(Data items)
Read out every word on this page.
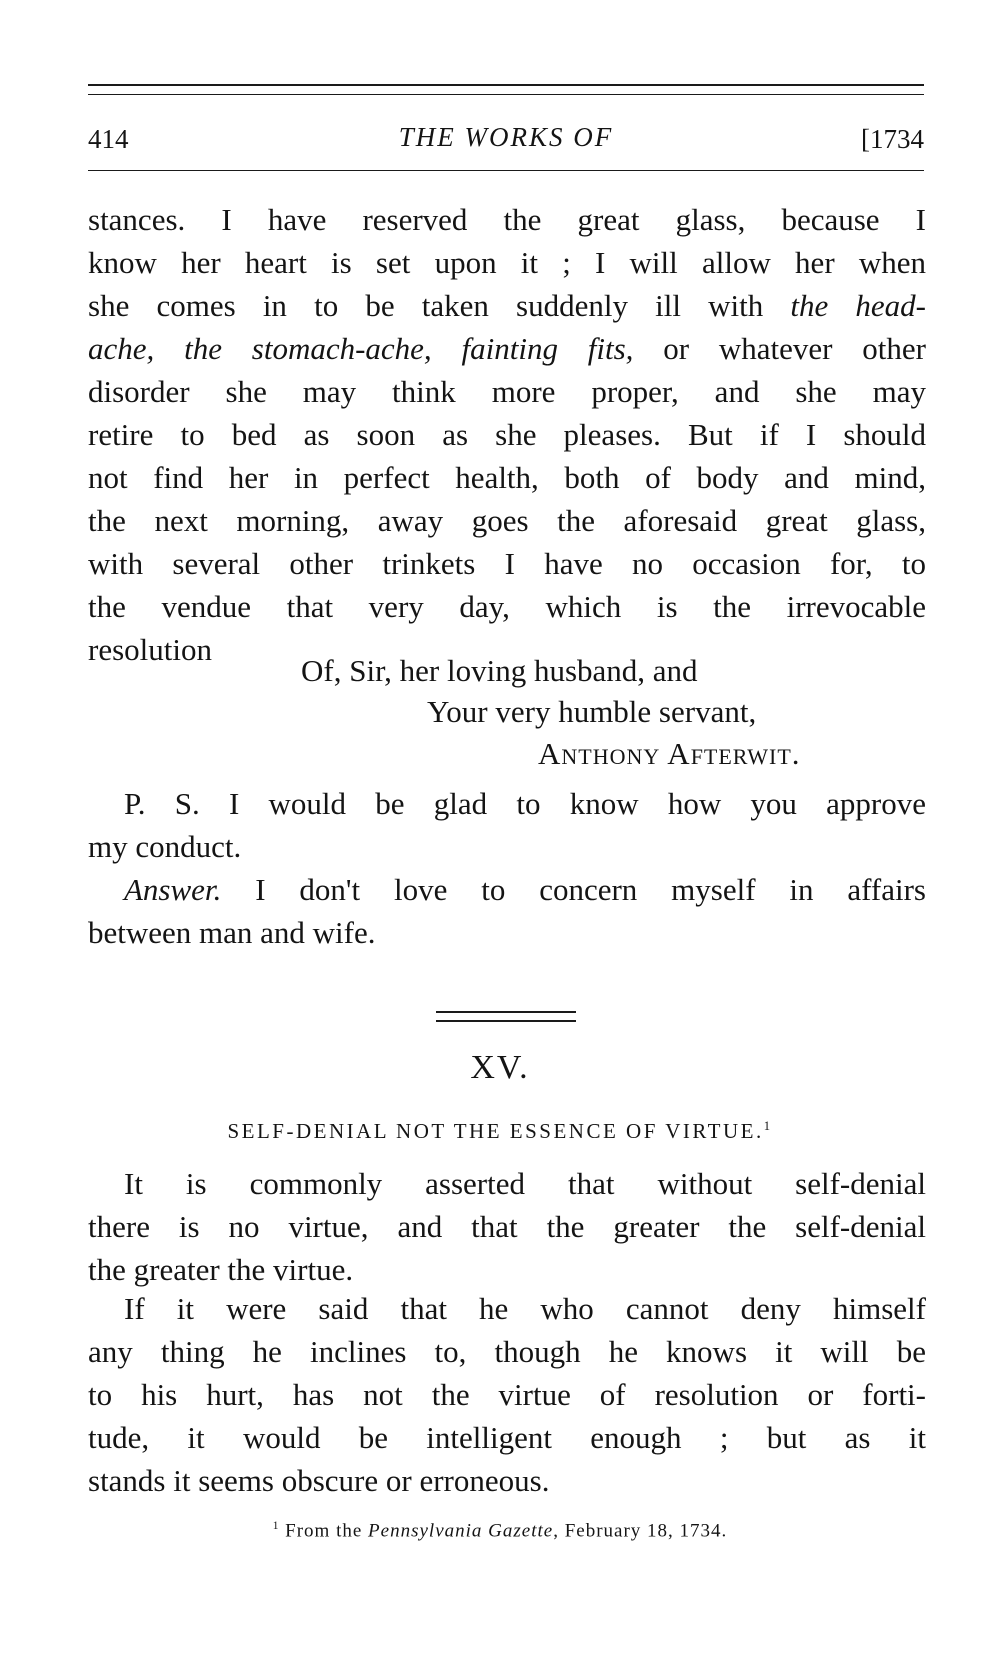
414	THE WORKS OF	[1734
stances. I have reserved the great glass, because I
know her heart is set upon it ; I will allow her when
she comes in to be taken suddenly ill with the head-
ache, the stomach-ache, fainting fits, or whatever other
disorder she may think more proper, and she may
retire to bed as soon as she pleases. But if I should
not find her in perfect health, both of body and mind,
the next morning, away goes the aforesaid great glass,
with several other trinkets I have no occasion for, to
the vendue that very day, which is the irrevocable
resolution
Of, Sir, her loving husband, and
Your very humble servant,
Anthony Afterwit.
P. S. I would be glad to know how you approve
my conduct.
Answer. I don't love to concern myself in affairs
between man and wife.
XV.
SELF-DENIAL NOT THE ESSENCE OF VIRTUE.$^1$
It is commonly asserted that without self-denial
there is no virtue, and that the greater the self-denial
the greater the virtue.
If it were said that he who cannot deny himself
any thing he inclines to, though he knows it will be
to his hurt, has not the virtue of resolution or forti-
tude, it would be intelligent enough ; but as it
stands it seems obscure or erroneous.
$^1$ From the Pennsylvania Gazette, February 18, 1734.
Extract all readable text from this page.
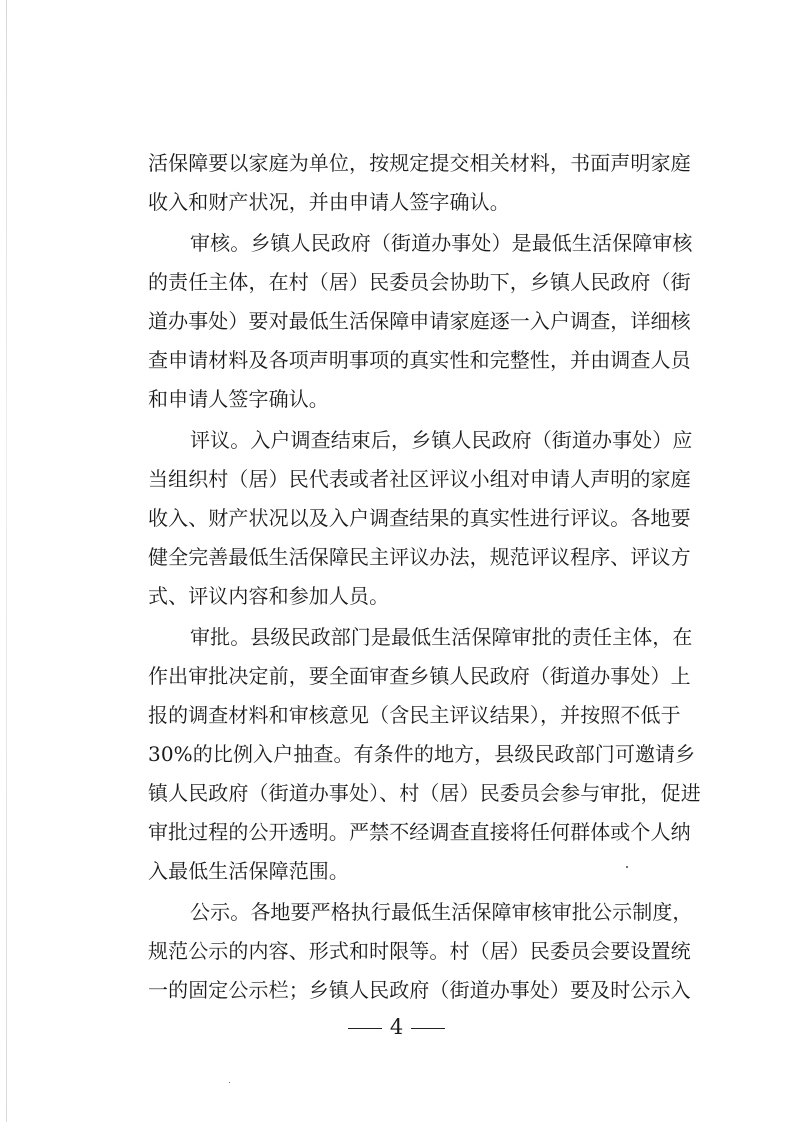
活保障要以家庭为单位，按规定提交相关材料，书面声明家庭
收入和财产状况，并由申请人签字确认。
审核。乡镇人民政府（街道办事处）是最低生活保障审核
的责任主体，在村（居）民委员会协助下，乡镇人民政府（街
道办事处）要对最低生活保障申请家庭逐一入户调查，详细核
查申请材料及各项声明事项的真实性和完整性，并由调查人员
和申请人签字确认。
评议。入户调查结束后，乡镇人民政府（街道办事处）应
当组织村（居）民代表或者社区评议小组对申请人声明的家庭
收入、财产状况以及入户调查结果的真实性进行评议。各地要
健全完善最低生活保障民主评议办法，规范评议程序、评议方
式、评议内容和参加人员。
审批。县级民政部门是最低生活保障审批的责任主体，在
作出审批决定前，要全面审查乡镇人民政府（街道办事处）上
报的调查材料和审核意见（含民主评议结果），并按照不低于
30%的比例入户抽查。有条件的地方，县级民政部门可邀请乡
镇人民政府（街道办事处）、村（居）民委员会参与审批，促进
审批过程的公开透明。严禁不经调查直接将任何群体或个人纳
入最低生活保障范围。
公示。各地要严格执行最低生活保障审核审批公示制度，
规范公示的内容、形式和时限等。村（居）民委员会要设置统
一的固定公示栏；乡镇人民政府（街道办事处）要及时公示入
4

What is required: Could you reproduce every record above exactly, leaving out the pictures?

Solved problem:
Read out every word on this page.
414	THE WORKS OF	[1734
stances. I have reserved the great glass, because I
know her heart is set upon it ; I will allow her when
she comes in to be taken suddenly ill with the head-
ache, the stomach-ache, fainting fits, or whatever other
disorder she may think more proper, and she may
retire to bed as soon as she pleases. But if I should
not find her in perfect health, both of body and mind,
the next morning, away goes the aforesaid great glass,
with several other trinkets I have no occasion for, to
the vendue that very day, which is the irrevocable
resolution
Of, Sir, her loving husband, and
Your very humble servant,
Anthony Afterwit.
P. S. I would be glad to know how you approve
my conduct.
Answer. I don't love to concern myself in affairs
between man and wife.
XV.
SELF-DENIAL NOT THE ESSENCE OF VIRTUE.$^1$
It is commonly asserted that without self-denial
there is no virtue, and that the greater the self-denial
the greater the virtue.
If it were said that he who cannot deny himself
any thing he inclines to, though he knows it will be
to his hurt, has not the virtue of resolution or forti-
tude, it would be intelligent enough ; but as it
stands it seems obscure or erroneous.
$^1$ From the Pennsylvania Gazette, February 18, 1734.
Extract all readable text from this page.
活保障要以家庭为单位，按规定提交相关材料，书面声明家庭
收入和财产状况，并由申请人签字确认。
审核。乡镇人民政府（街道办事处）是最低生活保障审核
的责任主体，在村（居）民委员会协助下，乡镇人民政府（街
道办事处）要对最低生活保障申请家庭逐一入户调查，详细核
查申请材料及各项声明事项的真实性和完整性，并由调查人员
和申请人签字确认。
评议。入户调查结束后，乡镇人民政府（街道办事处）应
当组织村（居）民代表或者社区评议小组对申请人声明的家庭
收入、财产状况以及入户调查结果的真实性进行评议。各地要
健全完善最低生活保障民主评议办法，规范评议程序、评议方
式、评议内容和参加人员。
审批。县级民政部门是最低生活保障审批的责任主体，在
作出审批决定前，要全面审查乡镇人民政府（街道办事处）上
报的调查材料和审核意见（含民主评议结果），并按照不低于
30%的比例入户抽查。有条件的地方，县级民政部门可邀请乡
镇人民政府（街道办事处）、村（居）民委员会参与审批，促进
审批过程的公开透明。严禁不经调查直接将任何群体或个人纳
入最低生活保障范围。
公示。各地要严格执行最低生活保障审核审批公示制度，
规范公示的内容、形式和时限等。村（居）民委员会要设置统
一的固定公示栏；乡镇人民政府（街道办事处）要及时公示入
4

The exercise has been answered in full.